## TASK BRIEF
Copy all the entries word for word, but omit the pictures.

## DATA ROWS

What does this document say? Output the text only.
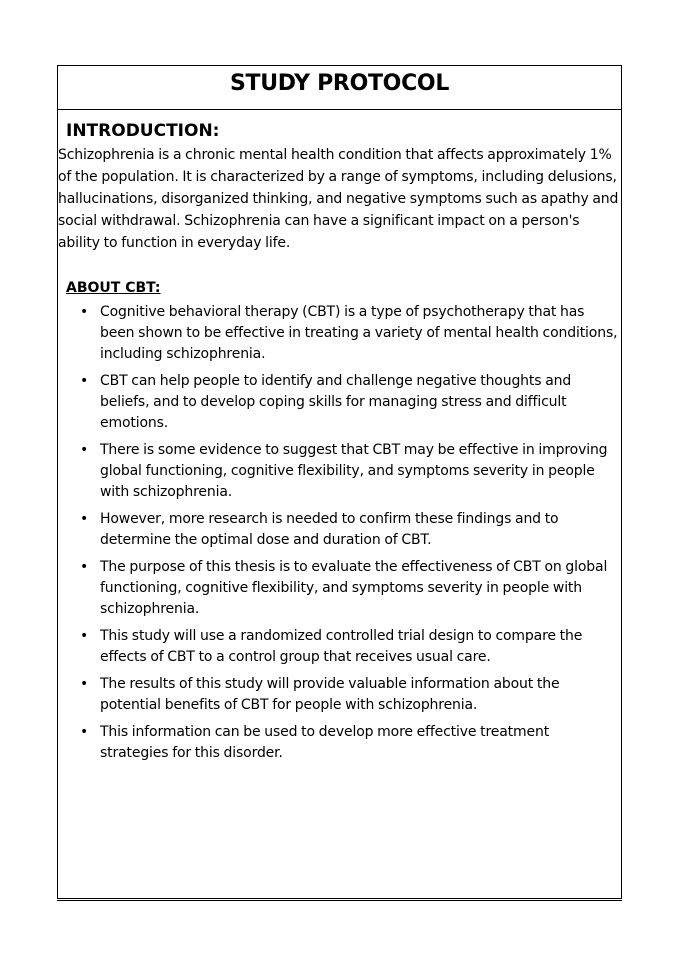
STUDY PROTOCOL
INTRODUCTION:

Schizophrenia is a chronic mental health condition that affects approximately 1% of the population. It is characterized by a range of symptoms, including delusions, hallucinations, disorganized thinking, and negative symptoms such as apathy and social withdrawal. Schizophrenia can have a significant impact on a person's ability to function in everyday life.

ABOUT CBT:
• Cognitive behavioral therapy (CBT) is a type of psychotherapy that has been shown to be effective in treating a variety of mental health conditions, including schizophrenia.
• CBT can help people to identify and challenge negative thoughts and beliefs, and to develop coping skills for managing stress and difficult emotions.
• There is some evidence to suggest that CBT may be effective in improving global functioning, cognitive flexibility, and symptoms severity in people with schizophrenia.
• However, more research is needed to confirm these findings and to determine the optimal dose and duration of CBT.
• The purpose of this thesis is to evaluate the effectiveness of CBT on global functioning, cognitive flexibility, and symptoms severity in people with schizophrenia.
• This study will use a randomized controlled trial design to compare the effects of CBT to a control group that receives usual care.
• The results of this study will provide valuable information about the potential benefits of CBT for people with schizophrenia.
• This information can be used to develop more effective treatment strategies for this disorder.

## SOLUTION FOR THIS EXERCISE
What does this document say? Output the text only.
STUDY PROTOCOL
INTRODUCTION:

Schizophrenia is a chronic mental health condition that affects approximately 1% of the population. It is characterized by a range of symptoms, including delusions, hallucinations, disorganized thinking, and negative symptoms such as apathy and social withdrawal. Schizophrenia can have a significant impact on a person's ability to function in everyday life.

ABOUT CBT:
• Cognitive behavioral therapy (CBT) is a type of psychotherapy that has been shown to be effective in treating a variety of mental health conditions, including schizophrenia.
• CBT can help people to identify and challenge negative thoughts and beliefs, and to develop coping skills for managing stress and difficult emotions.
• There is some evidence to suggest that CBT may be effective in improving global functioning, cognitive flexibility, and symptoms severity in people with schizophrenia.
• However, more research is needed to confirm these findings and to determine the optimal dose and duration of CBT.
• The purpose of this thesis is to evaluate the effectiveness of CBT on global functioning, cognitive flexibility, and symptoms severity in people with schizophrenia.
• This study will use a randomized controlled trial design to compare the effects of CBT to a control group that receives usual care.
• The results of this study will provide valuable information about the potential benefits of CBT for people with schizophrenia.
• This information can be used to develop more effective treatment strategies for this disorder.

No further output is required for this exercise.